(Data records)

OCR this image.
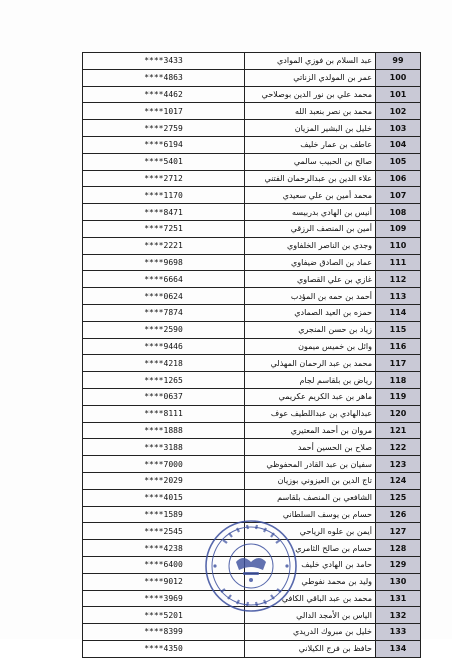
****3433	عبد السلام بن فوزي الموادي	99
****4863	عمر بن المولدي الزناتي	100
****4462	محمد علي بن نور الدين بوصلاحي	101
****1017	محمد بن نصر بنعبد الله	102
****2759	خليل بن البشير المزيان	103
****6194	عاطف بن عمار خليف	104
****5401	صالح بن الحبيب سالمي	105
****2712	علاء الدين بن عبدالرحمان الفتني	106
****1170	محمد أمين بن علي سعيدي	107
****8471	أنيس بن الهادي بدربيسه	108
****7251	أمين بن المنصف الرزقي	109
****2221	وجدي بن الناصر الخلفاوي	110
****9698	عماد بن الصادق ضيفاوي	111
****6664	غازي بن علي القصاوي	112
****0624	أحمد بن حمه بن المؤدب	113
****7874	حمزه بن العيد الصمادي	114
****2590	زياد بن حسن المنجري	115
****9446	وائل بن خميس ميمون	116
****4218	محمد بن عبد الرحمان المهذلي	117
****1265	رياض بن بلقاسم لجام	118
****0637	ماهر بن عبد الكريم عكريمي	119
****8111	عبدالهادي بن عبداللطيف عوف	120
****1888	مروان بن أحمد المعتيري	121
****3188	صلاح بن الحسين أحمد	122
****7000	سفيان بن عبد القادر المحفوظي	123
****2029	تاج الدين بن العيزوني بوزيان	124
****4015	الشافعي بن المنصف بلقاسم	125
****1589	حسام بن يوسف السلطاني	126
****2545	أيمن بن علوه الرياحي	127
****4238	حسام بن صالح الثامري	128
****6400	حامد بن الهادي خليف	129
****9012	وليد بن محمد نفوطي	130
****3969	محمد بن عبد الباقي الكافي	131
****5201	الياس بن الأمجد الدالي	132
****8399	خليل بن مبروك الدريدي	133
****4350	حافظ بن فرج الكيلاني	134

PROBLEM REQUIREMENTS: Repeat the material above in full and exactly, apart from the pictures.

RESPONSE TO THIS TASK:
OCR this image.
****3433	عبد السلام بن فوزي الموادي	99
****4863	عمر بن المولدي الزناتي	100
****4462	محمد علي بن نور الدين بوصلاحي	101
****1017	محمد بن نصر بنعبد الله	102
****2759	خليل بن البشير المزيان	103
****6194	عاطف بن عمار خليف	104
****5401	صالح بن الحبيب سالمي	105
****2712	علاء الدين بن عبدالرحمان الفتني	106
****1170	محمد أمين بن علي سعيدي	107
****8471	أنيس بن الهادي بدربيسه	108
****7251	أمين بن المنصف الرزقي	109
****2221	وجدي بن الناصر الخلفاوي	110
****9698	عماد بن الصادق ضيفاوي	111
****6664	غازي بن علي القصاوي	112
****0624	أحمد بن حمه بن المؤدب	113
****7874	حمزه بن العيد الصمادي	114
****2590	زياد بن حسن المنجري	115
****9446	وائل بن خميس ميمون	116
****4218	محمد بن عبد الرحمان المهذلي	117
****1265	رياض بن بلقاسم لجام	118
****0637	ماهر بن عبد الكريم عكريمي	119
****8111	عبدالهادي بن عبداللطيف عوف	120
****1888	مروان بن أحمد المعتيري	121
****3188	صلاح بن الحسين أحمد	122
****7000	سفيان بن عبد القادر المحفوظي	123
****2029	تاج الدين بن العيزوني بوزيان	124
****4015	الشافعي بن المنصف بلقاسم	125
****1589	حسام بن يوسف السلطاني	126
****2545	أيمن بن علوه الرياحي	127
****4238	حسام بن صالح الثامري	128
****6400	حامد بن الهادي خليف	129
****9012	وليد بن محمد نفوطي	130
****3969	محمد بن عبد الباقي الكافي	131
****5201	الياس بن الأمجد الدالي	132
****8399	خليل بن مبروك الدريدي	133
****4350	حافظ بن فرج الكيلاني	134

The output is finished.